§ **Records to process**:
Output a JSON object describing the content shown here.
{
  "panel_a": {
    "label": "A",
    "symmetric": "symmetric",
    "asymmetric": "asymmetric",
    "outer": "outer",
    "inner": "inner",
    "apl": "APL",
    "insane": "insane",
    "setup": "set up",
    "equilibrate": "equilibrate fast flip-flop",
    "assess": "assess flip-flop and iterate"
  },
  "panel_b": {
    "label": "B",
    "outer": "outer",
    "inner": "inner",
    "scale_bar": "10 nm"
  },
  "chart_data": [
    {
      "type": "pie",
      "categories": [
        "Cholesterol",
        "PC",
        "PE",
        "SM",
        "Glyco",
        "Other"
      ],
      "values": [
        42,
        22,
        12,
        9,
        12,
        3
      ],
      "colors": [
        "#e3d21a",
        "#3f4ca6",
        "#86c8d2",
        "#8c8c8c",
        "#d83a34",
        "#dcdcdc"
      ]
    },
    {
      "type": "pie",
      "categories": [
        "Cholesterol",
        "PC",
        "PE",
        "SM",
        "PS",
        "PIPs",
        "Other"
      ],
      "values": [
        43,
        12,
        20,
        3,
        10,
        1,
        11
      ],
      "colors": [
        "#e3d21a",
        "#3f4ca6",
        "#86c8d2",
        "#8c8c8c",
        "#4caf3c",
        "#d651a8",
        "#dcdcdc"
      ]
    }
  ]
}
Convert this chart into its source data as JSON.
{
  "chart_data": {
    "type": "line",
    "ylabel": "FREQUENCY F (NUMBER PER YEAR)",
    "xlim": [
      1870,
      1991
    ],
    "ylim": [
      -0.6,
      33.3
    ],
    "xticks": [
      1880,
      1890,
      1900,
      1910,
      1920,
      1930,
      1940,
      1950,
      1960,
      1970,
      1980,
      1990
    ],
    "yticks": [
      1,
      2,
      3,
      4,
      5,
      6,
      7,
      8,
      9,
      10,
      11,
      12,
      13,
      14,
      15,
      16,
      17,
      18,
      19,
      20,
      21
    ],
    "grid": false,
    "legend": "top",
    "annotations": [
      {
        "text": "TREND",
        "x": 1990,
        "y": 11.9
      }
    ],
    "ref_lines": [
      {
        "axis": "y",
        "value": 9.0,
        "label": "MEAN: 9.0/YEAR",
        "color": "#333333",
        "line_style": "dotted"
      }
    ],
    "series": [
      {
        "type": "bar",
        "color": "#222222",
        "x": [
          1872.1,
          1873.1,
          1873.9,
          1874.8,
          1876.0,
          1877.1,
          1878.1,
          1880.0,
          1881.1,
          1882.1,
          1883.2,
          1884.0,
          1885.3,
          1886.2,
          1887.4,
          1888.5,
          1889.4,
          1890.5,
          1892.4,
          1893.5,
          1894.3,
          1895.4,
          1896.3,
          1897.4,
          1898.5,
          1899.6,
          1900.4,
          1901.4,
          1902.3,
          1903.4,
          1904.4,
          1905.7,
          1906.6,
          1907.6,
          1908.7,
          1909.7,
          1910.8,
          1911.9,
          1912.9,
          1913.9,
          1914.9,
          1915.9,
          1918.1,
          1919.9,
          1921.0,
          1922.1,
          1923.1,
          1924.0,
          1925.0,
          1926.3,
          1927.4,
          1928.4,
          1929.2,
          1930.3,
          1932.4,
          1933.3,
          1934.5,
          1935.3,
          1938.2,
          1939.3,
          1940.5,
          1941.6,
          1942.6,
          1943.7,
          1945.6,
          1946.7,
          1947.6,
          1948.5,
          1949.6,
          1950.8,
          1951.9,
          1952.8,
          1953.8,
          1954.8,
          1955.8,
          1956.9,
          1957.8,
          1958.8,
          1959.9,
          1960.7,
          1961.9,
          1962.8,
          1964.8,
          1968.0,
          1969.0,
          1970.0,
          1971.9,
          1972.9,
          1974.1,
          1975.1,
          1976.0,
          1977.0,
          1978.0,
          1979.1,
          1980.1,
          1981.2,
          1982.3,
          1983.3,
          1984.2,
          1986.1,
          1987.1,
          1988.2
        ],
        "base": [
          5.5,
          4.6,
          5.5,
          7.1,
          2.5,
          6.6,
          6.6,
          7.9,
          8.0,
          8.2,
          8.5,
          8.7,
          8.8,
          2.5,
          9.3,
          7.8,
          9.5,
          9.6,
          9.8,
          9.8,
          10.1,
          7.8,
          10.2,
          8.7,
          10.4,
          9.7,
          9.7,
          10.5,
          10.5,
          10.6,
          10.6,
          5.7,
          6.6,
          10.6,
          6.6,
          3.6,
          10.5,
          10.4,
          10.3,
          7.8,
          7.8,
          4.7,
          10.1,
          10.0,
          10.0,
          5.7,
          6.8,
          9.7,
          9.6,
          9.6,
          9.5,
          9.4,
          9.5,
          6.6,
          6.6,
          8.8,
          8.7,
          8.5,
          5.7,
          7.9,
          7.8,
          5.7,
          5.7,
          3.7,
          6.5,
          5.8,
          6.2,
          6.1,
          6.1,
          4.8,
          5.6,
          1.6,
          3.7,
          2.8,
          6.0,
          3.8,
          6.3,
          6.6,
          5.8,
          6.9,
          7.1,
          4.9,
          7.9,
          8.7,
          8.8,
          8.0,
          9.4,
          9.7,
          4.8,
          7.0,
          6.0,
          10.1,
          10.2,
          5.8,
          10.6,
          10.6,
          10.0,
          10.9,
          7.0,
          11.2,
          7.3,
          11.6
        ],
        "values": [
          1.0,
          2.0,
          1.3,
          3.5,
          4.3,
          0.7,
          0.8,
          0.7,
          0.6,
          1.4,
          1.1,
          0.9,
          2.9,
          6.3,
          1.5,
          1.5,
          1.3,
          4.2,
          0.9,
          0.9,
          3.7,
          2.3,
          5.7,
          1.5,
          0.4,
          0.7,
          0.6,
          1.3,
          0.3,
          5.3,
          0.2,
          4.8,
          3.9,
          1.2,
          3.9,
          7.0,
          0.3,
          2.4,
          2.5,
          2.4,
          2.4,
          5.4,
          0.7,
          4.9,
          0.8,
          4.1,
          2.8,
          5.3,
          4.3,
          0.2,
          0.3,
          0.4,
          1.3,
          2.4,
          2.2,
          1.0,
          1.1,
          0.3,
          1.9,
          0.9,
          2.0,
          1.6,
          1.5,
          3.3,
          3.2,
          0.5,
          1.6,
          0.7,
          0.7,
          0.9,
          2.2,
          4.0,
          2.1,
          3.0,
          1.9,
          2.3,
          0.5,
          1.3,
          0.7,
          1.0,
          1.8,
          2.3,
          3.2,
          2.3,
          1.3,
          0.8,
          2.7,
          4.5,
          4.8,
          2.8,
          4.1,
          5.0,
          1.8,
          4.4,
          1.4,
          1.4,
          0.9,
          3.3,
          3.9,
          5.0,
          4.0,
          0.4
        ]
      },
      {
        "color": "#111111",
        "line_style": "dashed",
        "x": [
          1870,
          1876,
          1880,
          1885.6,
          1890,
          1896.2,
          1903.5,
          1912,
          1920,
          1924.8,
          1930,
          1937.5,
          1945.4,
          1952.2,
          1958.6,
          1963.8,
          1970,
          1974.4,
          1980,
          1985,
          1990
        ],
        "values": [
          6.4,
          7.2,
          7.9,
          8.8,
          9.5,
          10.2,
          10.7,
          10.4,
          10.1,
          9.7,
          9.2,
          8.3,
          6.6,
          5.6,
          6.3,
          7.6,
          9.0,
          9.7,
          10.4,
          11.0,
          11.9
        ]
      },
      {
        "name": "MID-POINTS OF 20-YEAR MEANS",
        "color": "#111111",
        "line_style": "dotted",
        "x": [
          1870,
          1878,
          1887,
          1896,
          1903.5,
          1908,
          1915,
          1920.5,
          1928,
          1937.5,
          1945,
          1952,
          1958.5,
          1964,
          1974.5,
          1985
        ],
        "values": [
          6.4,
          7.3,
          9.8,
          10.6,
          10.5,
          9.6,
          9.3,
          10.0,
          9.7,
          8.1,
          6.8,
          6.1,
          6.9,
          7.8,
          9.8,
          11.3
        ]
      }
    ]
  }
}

§ **What is needed**:
Reply with nothing but a number: how many lines of the entries above contain the string "flop"?

§ **Correct output**:
2